— BEGIN Supplied data —

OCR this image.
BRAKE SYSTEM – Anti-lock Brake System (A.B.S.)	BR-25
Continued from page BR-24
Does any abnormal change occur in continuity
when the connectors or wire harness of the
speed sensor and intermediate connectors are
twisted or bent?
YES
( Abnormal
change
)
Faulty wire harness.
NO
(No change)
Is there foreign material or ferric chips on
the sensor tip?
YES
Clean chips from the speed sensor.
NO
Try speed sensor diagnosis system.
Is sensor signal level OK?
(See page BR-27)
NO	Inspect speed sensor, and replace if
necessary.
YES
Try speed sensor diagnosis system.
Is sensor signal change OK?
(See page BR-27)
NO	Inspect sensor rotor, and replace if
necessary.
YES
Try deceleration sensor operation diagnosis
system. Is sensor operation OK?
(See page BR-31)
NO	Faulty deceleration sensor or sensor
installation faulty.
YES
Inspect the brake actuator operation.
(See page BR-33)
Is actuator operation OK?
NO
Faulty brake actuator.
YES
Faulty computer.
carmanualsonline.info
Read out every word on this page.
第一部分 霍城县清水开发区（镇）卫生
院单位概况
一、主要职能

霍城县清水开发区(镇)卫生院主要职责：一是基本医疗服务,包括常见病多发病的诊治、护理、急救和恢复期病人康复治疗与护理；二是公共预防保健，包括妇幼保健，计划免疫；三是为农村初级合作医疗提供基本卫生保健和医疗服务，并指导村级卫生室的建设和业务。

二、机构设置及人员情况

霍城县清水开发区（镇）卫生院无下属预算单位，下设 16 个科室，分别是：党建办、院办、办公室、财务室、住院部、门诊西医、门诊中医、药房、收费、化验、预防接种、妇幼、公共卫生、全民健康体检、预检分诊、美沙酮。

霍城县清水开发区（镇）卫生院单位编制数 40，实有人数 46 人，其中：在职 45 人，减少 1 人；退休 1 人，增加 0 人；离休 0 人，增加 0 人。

— END Supplied data —

Repeat exactly, and only, the lines from the line containing "Read out every word on this page." through the last line of the records above, both included.

[Result of the exercise]
Read out every word on this page.
第一部分 霍城县清水开发区（镇）卫生
院单位概况
一、主要职能

霍城县清水开发区(镇)卫生院主要职责：一是基本医疗服务,包括常见病多发病的诊治、护理、急救和恢复期病人康复治疗与护理；二是公共预防保健，包括妇幼保健，计划免疫；三是为农村初级合作医疗提供基本卫生保健和医疗服务，并指导村级卫生室的建设和业务。

二、机构设置及人员情况

霍城县清水开发区（镇）卫生院无下属预算单位，下设 16 个科室，分别是：党建办、院办、办公室、财务室、住院部、门诊西医、门诊中医、药房、收费、化验、预防接种、妇幼、公共卫生、全民健康体检、预检分诊、美沙酮。

霍城县清水开发区（镇）卫生院单位编制数 40，实有人数 46 人，其中：在职 45 人，减少 1 人；退休 1 人，增加 0 人；离休 0 人，增加 0 人。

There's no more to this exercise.